**Aim**: Transcribe the records exactly. Pictures do not belong in the transcription.

**Data shown**:

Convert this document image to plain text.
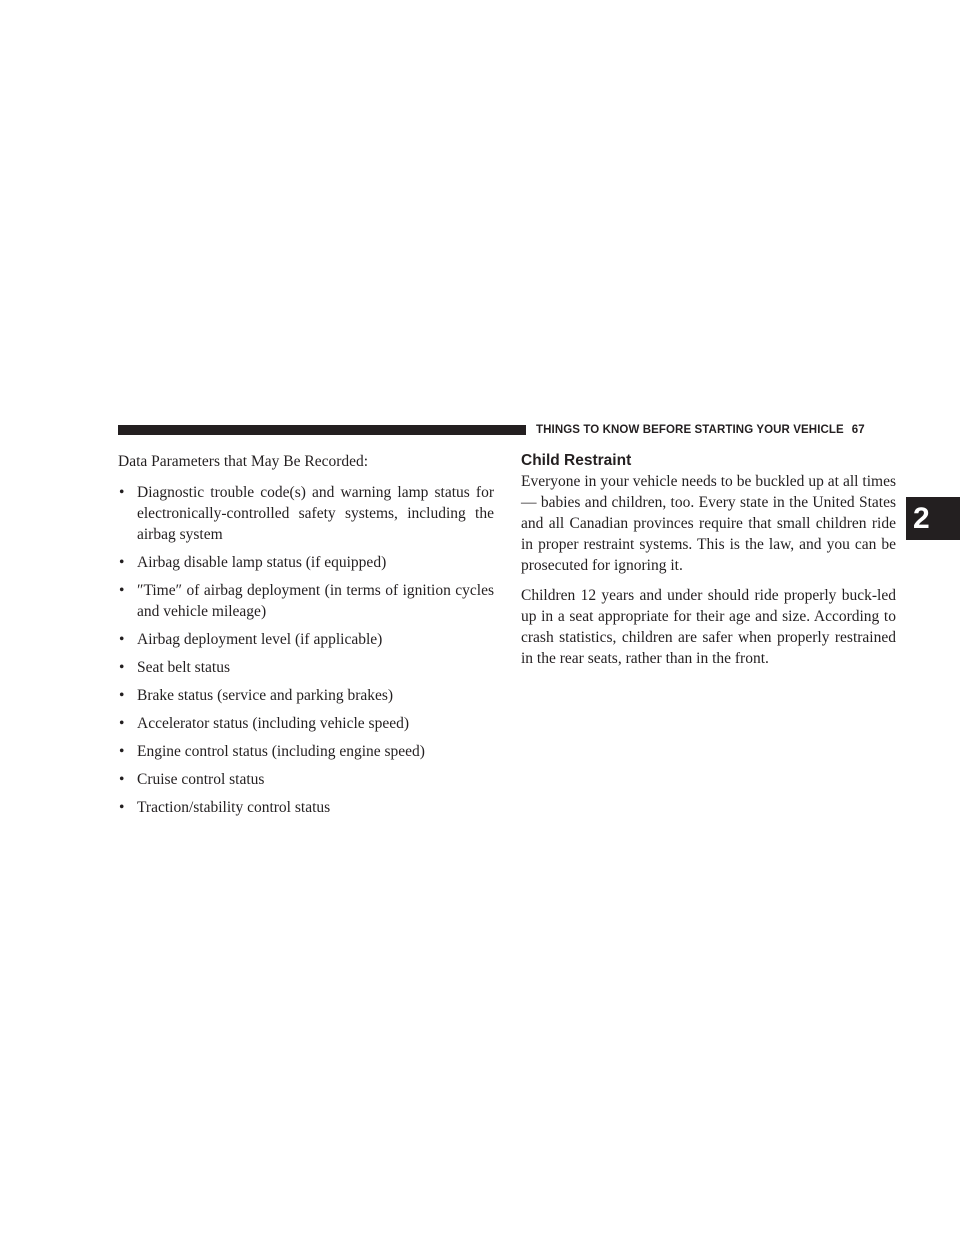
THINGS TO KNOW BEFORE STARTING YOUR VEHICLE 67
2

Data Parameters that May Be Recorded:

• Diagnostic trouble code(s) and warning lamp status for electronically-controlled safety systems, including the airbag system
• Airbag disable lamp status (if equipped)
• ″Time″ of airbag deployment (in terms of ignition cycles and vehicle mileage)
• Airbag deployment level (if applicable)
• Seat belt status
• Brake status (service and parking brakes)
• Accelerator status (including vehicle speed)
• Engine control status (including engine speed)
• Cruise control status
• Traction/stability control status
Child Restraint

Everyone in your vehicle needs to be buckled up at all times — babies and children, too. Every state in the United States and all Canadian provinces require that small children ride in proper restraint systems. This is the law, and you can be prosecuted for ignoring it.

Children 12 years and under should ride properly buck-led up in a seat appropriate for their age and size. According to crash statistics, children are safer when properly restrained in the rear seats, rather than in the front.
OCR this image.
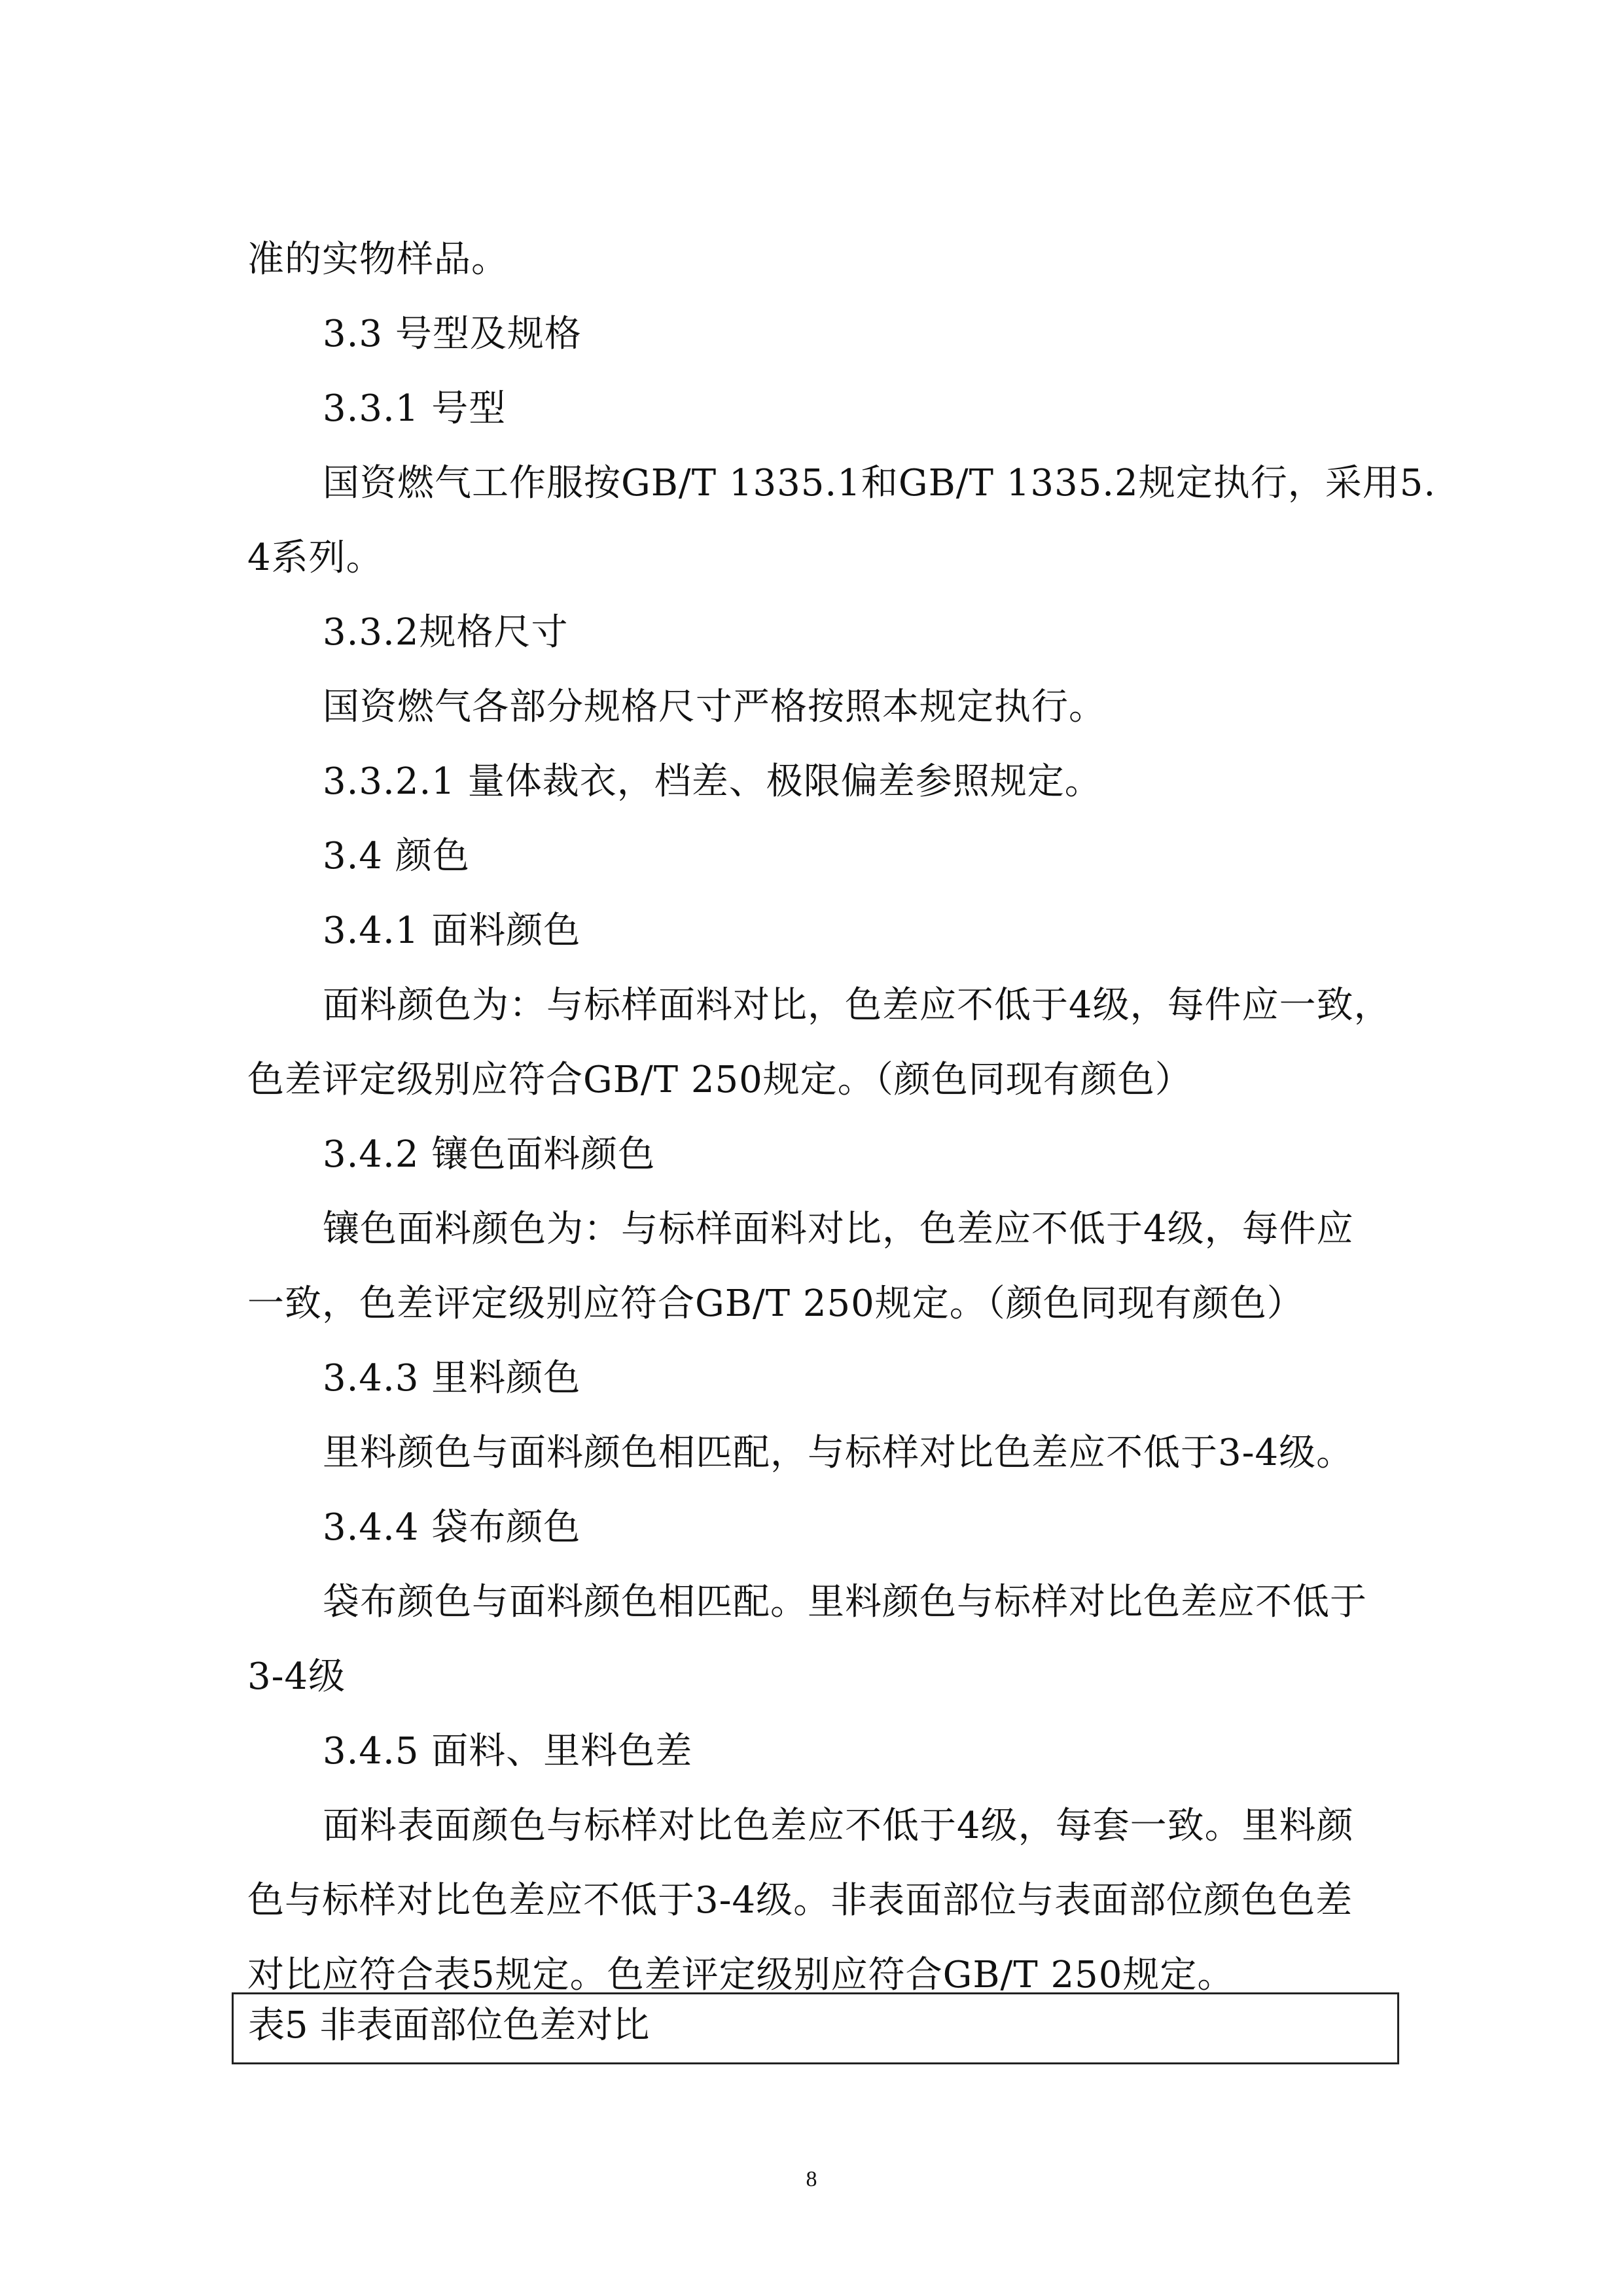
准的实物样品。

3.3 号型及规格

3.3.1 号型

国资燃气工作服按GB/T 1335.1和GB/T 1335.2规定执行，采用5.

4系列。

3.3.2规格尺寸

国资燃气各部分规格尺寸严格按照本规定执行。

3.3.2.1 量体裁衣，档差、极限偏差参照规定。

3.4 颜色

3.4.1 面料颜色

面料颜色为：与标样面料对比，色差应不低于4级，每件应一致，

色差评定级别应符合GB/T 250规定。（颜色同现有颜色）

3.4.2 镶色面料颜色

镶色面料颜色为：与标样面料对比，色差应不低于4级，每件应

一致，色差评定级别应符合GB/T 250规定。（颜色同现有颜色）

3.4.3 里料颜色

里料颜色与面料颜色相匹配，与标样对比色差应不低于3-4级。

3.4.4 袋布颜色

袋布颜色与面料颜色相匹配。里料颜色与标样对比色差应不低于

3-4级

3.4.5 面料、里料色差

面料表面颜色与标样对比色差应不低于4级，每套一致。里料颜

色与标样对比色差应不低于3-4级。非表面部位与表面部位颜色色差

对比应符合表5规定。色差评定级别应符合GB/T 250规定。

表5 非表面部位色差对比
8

**Solution to this exercise**:
Convert this document image to plain text.
THINGS TO KNOW BEFORE STARTING YOUR VEHICLE 67
2

Data Parameters that May Be Recorded:

• Diagnostic trouble code(s) and warning lamp status for electronically-controlled safety systems, including the airbag system
• Airbag disable lamp status (if equipped)
• ″Time″ of airbag deployment (in terms of ignition cycles and vehicle mileage)
• Airbag deployment level (if applicable)
• Seat belt status
• Brake status (service and parking brakes)
• Accelerator status (including vehicle speed)
• Engine control status (including engine speed)
• Cruise control status
• Traction/stability control status
Child Restraint

Everyone in your vehicle needs to be buckled up at all times — babies and children, too. Every state in the United States and all Canadian provinces require that small children ride in proper restraint systems. This is the law, and you can be prosecuted for ignoring it.

Children 12 years and under should ride properly buck-led up in a seat appropriate for their age and size. According to crash statistics, children are safer when properly restrained in the rear seats, rather than in the front.
OCR this image.
准的实物样品。

3.3 号型及规格

3.3.1 号型

国资燃气工作服按GB/T 1335.1和GB/T 1335.2规定执行，采用5.

4系列。

3.3.2规格尺寸

国资燃气各部分规格尺寸严格按照本规定执行。

3.3.2.1 量体裁衣，档差、极限偏差参照规定。

3.4 颜色

3.4.1 面料颜色

面料颜色为：与标样面料对比，色差应不低于4级，每件应一致，

色差评定级别应符合GB/T 250规定。（颜色同现有颜色）

3.4.2 镶色面料颜色

镶色面料颜色为：与标样面料对比，色差应不低于4级，每件应

一致，色差评定级别应符合GB/T 250规定。（颜色同现有颜色）

3.4.3 里料颜色

里料颜色与面料颜色相匹配，与标样对比色差应不低于3-4级。

3.4.4 袋布颜色

袋布颜色与面料颜色相匹配。里料颜色与标样对比色差应不低于

3-4级

3.4.5 面料、里料色差

面料表面颜色与标样对比色差应不低于4级，每套一致。里料颜

色与标样对比色差应不低于3-4级。非表面部位与表面部位颜色色差

对比应符合表5规定。色差评定级别应符合GB/T 250规定。

表5 非表面部位色差对比
8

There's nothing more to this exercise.